| SOURCE RECORDS |
================

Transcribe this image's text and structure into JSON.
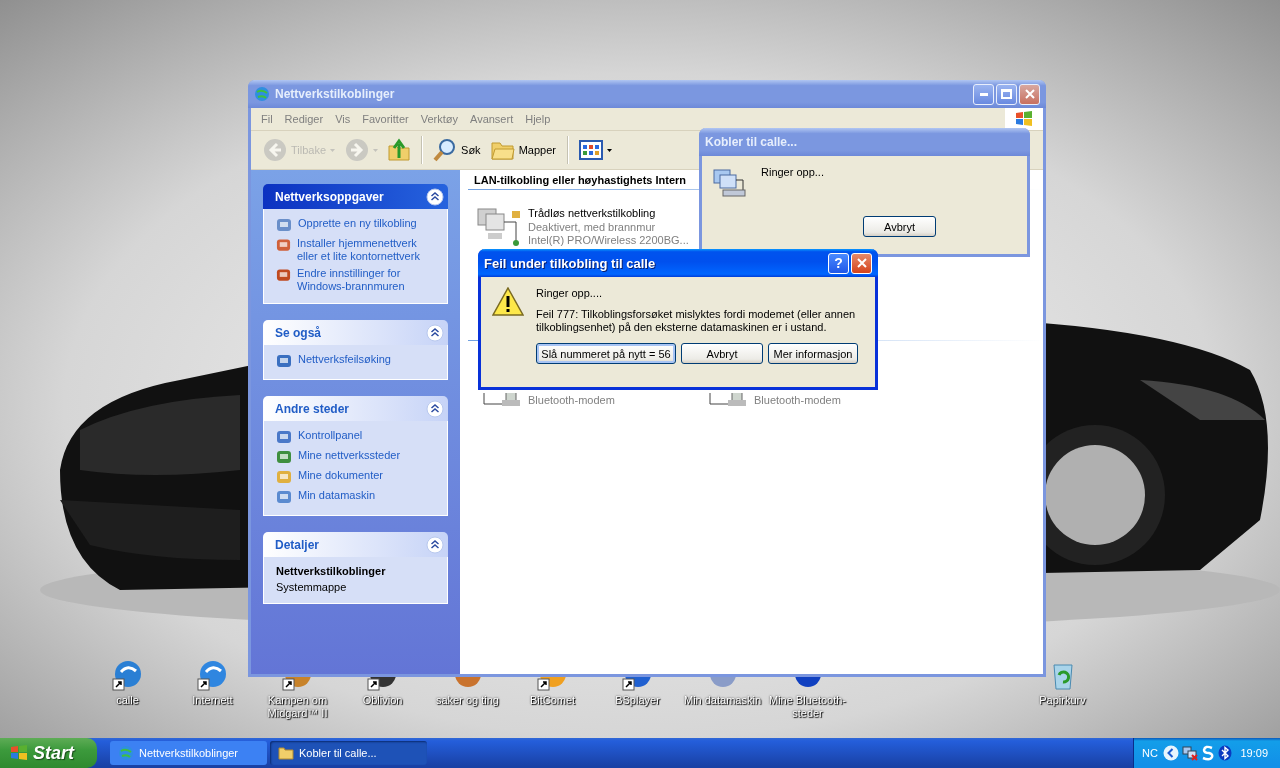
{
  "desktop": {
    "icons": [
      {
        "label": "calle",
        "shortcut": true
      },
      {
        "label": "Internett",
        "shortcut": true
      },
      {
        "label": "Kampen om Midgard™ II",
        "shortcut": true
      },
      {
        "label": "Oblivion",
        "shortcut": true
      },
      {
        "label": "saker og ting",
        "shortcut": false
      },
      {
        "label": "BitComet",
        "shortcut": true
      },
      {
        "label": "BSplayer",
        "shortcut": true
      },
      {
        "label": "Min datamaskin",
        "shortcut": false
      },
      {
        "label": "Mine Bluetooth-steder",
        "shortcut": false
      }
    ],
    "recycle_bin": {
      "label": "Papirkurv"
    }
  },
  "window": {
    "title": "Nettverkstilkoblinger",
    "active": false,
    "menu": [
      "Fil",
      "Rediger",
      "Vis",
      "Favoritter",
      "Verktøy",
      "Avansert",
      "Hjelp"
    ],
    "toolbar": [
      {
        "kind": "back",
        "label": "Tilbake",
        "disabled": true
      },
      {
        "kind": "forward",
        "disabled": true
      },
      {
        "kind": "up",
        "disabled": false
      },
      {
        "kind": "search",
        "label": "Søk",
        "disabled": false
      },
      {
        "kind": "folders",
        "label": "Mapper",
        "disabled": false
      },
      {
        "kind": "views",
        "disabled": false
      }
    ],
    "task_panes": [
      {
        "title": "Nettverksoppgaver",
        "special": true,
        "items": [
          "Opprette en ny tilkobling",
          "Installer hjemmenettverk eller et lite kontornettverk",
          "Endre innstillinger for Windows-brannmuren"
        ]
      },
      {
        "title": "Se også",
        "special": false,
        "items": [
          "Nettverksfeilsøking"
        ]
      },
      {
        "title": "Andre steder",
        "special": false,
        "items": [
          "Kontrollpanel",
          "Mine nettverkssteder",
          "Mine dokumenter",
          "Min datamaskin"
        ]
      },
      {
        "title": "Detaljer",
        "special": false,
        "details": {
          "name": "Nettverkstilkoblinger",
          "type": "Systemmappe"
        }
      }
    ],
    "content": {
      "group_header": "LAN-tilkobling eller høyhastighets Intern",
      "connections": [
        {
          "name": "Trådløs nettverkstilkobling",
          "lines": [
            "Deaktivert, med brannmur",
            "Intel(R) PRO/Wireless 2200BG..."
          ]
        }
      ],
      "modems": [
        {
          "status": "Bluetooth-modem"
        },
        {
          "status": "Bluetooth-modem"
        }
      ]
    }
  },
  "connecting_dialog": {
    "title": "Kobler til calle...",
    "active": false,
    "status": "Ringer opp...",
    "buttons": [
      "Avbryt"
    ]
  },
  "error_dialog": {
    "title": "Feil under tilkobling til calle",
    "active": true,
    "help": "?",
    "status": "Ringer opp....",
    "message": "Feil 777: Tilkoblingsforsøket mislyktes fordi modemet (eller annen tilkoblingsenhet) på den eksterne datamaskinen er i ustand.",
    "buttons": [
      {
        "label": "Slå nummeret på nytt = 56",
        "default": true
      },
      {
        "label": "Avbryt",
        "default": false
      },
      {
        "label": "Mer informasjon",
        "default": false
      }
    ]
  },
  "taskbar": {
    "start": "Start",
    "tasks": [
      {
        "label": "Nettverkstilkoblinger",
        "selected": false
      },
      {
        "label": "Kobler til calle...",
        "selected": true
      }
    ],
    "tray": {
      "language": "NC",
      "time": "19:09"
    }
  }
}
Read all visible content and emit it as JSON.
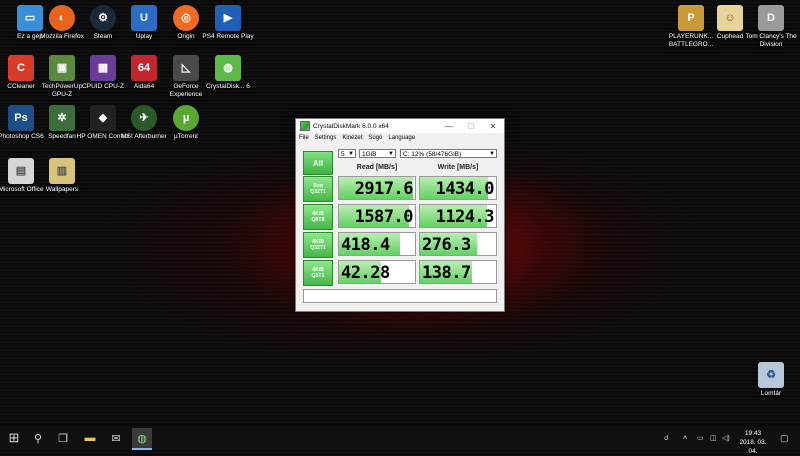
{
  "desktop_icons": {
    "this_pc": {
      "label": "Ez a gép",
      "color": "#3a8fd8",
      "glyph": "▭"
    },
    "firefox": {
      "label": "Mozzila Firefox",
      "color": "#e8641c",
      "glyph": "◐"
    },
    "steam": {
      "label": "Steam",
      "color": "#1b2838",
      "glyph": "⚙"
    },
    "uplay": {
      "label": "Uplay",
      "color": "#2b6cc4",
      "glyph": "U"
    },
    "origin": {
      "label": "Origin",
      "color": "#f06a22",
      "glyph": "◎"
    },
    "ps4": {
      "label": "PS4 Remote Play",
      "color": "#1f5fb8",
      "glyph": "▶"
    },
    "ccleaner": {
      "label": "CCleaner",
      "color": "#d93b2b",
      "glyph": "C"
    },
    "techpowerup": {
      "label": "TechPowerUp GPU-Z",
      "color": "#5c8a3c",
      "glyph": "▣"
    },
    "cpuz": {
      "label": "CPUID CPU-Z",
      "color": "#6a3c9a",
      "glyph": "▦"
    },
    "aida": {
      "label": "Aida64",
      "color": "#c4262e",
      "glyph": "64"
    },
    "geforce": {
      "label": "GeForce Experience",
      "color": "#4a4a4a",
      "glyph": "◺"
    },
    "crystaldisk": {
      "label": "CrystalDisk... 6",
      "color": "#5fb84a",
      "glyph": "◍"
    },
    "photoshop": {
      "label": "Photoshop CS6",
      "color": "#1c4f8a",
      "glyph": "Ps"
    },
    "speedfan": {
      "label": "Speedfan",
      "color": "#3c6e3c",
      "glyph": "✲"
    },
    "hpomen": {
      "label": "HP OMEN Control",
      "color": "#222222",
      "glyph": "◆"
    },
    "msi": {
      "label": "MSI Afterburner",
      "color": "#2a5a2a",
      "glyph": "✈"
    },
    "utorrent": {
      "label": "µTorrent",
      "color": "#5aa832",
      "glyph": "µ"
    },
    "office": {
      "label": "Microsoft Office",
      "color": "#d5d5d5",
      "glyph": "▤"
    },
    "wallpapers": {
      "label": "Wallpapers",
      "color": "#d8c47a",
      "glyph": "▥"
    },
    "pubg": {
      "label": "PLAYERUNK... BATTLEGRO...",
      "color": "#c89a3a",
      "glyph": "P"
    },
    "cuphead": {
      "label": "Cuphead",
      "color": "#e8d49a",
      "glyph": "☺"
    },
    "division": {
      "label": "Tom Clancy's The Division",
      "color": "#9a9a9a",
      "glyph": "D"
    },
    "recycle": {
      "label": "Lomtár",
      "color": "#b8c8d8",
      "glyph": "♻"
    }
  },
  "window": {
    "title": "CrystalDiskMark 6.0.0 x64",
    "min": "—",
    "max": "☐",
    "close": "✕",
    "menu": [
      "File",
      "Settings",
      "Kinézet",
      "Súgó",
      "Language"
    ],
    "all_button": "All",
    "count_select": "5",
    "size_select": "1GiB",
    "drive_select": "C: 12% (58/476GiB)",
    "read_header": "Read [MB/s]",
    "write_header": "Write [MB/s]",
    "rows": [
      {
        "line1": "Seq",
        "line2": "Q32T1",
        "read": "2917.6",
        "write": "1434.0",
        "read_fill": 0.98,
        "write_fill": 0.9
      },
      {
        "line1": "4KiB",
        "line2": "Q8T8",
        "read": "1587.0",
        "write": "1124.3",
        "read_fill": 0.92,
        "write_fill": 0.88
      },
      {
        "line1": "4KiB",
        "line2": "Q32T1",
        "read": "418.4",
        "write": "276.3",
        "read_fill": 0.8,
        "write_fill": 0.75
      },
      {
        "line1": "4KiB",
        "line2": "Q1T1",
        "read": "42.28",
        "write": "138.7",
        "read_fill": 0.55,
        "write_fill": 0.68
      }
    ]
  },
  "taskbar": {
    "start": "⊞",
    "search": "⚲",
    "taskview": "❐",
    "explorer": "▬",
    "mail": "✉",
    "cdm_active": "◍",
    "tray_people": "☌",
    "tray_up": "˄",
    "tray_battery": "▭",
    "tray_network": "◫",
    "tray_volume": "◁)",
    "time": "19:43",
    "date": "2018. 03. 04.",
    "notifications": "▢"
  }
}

================

| WHAT IS REQUIRED |
Pull out all lines from the entries above in which the word "name" appears.

| SOLUTION BELOW |
          "name": "Nettverkstilkoblinger",
          "name": "Trådløs nettverkstilkobling",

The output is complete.